> _Written task_:
Can you print the data exactly and leave out each image?
START
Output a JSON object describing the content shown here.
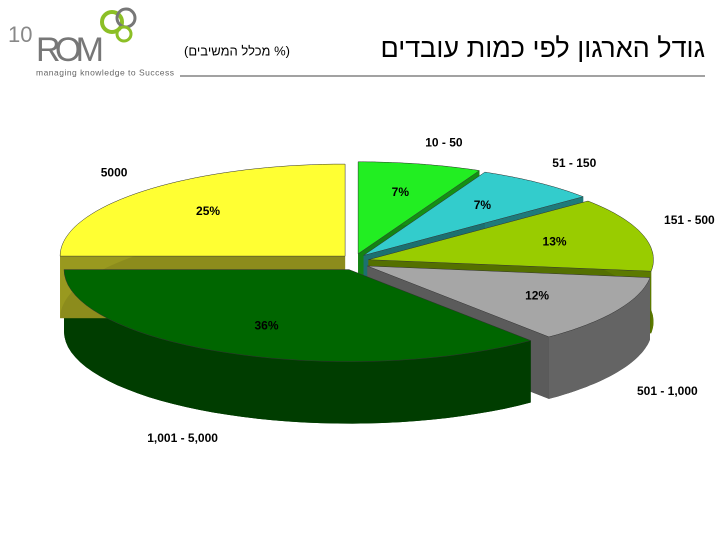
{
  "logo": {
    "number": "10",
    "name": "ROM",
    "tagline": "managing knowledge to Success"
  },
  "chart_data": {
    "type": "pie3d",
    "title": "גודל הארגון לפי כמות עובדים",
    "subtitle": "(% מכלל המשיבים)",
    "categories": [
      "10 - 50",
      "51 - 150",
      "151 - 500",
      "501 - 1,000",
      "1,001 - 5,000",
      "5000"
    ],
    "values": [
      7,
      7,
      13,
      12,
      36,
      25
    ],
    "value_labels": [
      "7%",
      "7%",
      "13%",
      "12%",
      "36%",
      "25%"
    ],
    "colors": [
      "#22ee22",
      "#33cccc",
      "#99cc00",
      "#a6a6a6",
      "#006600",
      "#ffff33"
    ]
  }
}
END
> _Expected output_:
Output a JSON object describing the content shown here.
{
  "logo": {
    "number": "10",
    "name": "ROM",
    "tagline": "managing knowledge to Success"
  },
  "chart_data": {
    "type": "pie3d",
    "title": "גודל הארגון לפי כמות עובדים",
    "subtitle": "(% מכלל המשיבים)",
    "categories": [
      "10 - 50",
      "51 - 150",
      "151 - 500",
      "501 - 1,000",
      "1,001 - 5,000",
      "5000"
    ],
    "values": [
      7,
      7,
      13,
      12,
      36,
      25
    ],
    "value_labels": [
      "7%",
      "7%",
      "13%",
      "12%",
      "36%",
      "25%"
    ],
    "colors": [
      "#22ee22",
      "#33cccc",
      "#99cc00",
      "#a6a6a6",
      "#006600",
      "#ffff33"
    ]
  }
}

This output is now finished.